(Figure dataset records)
◇ ◇ ◇ ◇ ◇ ◇ ◇

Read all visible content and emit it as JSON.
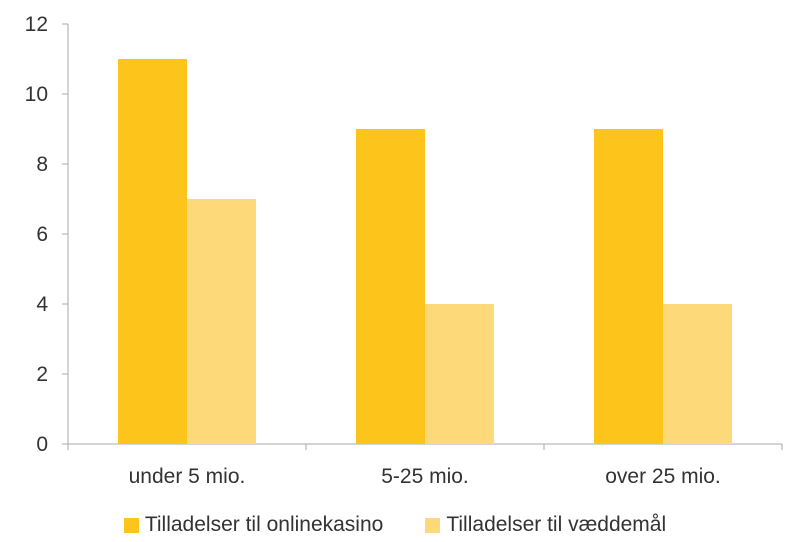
{
  "chart_data": {
    "type": "bar",
    "categories": [
      "under 5 mio.",
      "5-25 mio.",
      "over 25 mio."
    ],
    "series": [
      {
        "name": "Tilladelser til onlinekasino",
        "values": [
          11,
          9,
          9
        ],
        "color": "#FDC41B"
      },
      {
        "name": "Tilladelser til væddemål",
        "values": [
          7,
          4,
          4
        ],
        "color": "#FDD97A"
      }
    ],
    "ylim": [
      0,
      12
    ],
    "yticks": [
      0,
      2,
      4,
      6,
      8,
      10,
      12
    ],
    "ytick_labels": [
      "0",
      "2",
      "4",
      "6",
      "8",
      "10",
      "12"
    ],
    "axis_color": "#AAAAAA",
    "grid": false,
    "legend_position": "bottom"
  }
}
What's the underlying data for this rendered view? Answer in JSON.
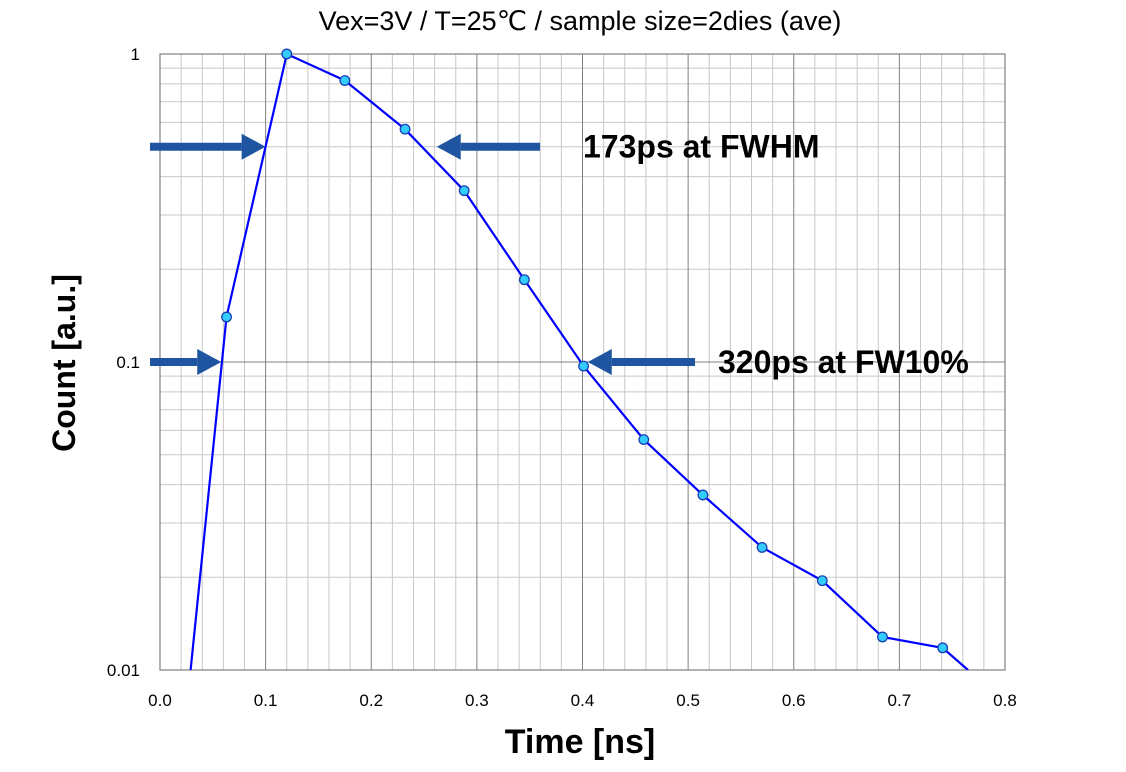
{
  "chart_data": {
    "type": "line",
    "title": "Vex=3V / T=25℃ / sample size=2dies (ave)",
    "xlabel": "Time [ns]",
    "ylabel": "Count [a.u.]",
    "xlim": [
      0.0,
      0.8
    ],
    "ylim": [
      0.01,
      1
    ],
    "yscale": "log",
    "grid": true,
    "x_ticks": [
      "0.0",
      "0.1",
      "0.2",
      "0.3",
      "0.4",
      "0.5",
      "0.6",
      "0.7",
      "0.8"
    ],
    "y_ticks": [
      "0.01",
      "0.1",
      "1"
    ],
    "series": [
      {
        "color": "#0000ff",
        "marker_color": "#33ccff",
        "x": [
          0.029,
          0.063,
          0.12,
          0.175,
          0.232,
          0.288,
          0.345,
          0.401,
          0.458,
          0.514,
          0.57,
          0.627,
          0.684,
          0.741,
          0.765
        ],
        "y": [
          0.01,
          0.14,
          1.0,
          0.82,
          0.57,
          0.36,
          0.185,
          0.097,
          0.056,
          0.037,
          0.025,
          0.0195,
          0.0128,
          0.0118,
          0.01
        ],
        "marker": [
          false,
          true,
          true,
          true,
          true,
          true,
          true,
          true,
          true,
          true,
          true,
          true,
          true,
          true,
          false
        ]
      }
    ],
    "annotations": [
      {
        "text": "173ps at FWHM",
        "y": 0.5,
        "x_left": 0.1,
        "x_right": 0.262
      },
      {
        "text": "320ps at FW10%",
        "y": 0.1,
        "x_left": 0.058,
        "x_right": 0.405
      }
    ]
  }
}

◇ ◇ ◇ ◇ ◇ ◇ ◇

> _Work to complete_
Repeat the records above exactly, leaving out the pictures.

> _Response to this exercise_
Read all visible content and emit it as JSON.
{
  "chart_data": {
    "type": "bar",
    "categories": [
      "under 5 mio.",
      "5-25 mio.",
      "over 25 mio."
    ],
    "series": [
      {
        "name": "Tilladelser til onlinekasino",
        "values": [
          11,
          9,
          9
        ],
        "color": "#FDC41B"
      },
      {
        "name": "Tilladelser til væddemål",
        "values": [
          7,
          4,
          4
        ],
        "color": "#FDD97A"
      }
    ],
    "ylim": [
      0,
      12
    ],
    "yticks": [
      0,
      2,
      4,
      6,
      8,
      10,
      12
    ],
    "ytick_labels": [
      "0",
      "2",
      "4",
      "6",
      "8",
      "10",
      "12"
    ],
    "axis_color": "#AAAAAA",
    "grid": false,
    "legend_position": "bottom"
  }
}
What's the underlying data for this rendered view? Answer in JSON.
{
  "chart_data": {
    "type": "line",
    "title": "Vex=3V / T=25℃ / sample size=2dies (ave)",
    "xlabel": "Time [ns]",
    "ylabel": "Count [a.u.]",
    "xlim": [
      0.0,
      0.8
    ],
    "ylim": [
      0.01,
      1
    ],
    "yscale": "log",
    "grid": true,
    "x_ticks": [
      "0.0",
      "0.1",
      "0.2",
      "0.3",
      "0.4",
      "0.5",
      "0.6",
      "0.7",
      "0.8"
    ],
    "y_ticks": [
      "0.01",
      "0.1",
      "1"
    ],
    "series": [
      {
        "color": "#0000ff",
        "marker_color": "#33ccff",
        "x": [
          0.029,
          0.063,
          0.12,
          0.175,
          0.232,
          0.288,
          0.345,
          0.401,
          0.458,
          0.514,
          0.57,
          0.627,
          0.684,
          0.741,
          0.765
        ],
        "y": [
          0.01,
          0.14,
          1.0,
          0.82,
          0.57,
          0.36,
          0.185,
          0.097,
          0.056,
          0.037,
          0.025,
          0.0195,
          0.0128,
          0.0118,
          0.01
        ],
        "marker": [
          false,
          true,
          true,
          true,
          true,
          true,
          true,
          true,
          true,
          true,
          true,
          true,
          true,
          true,
          false
        ]
      }
    ],
    "annotations": [
      {
        "text": "173ps at FWHM",
        "y": 0.5,
        "x_left": 0.1,
        "x_right": 0.262
      },
      {
        "text": "320ps at FW10%",
        "y": 0.1,
        "x_left": 0.058,
        "x_right": 0.405
      }
    ]
  }
}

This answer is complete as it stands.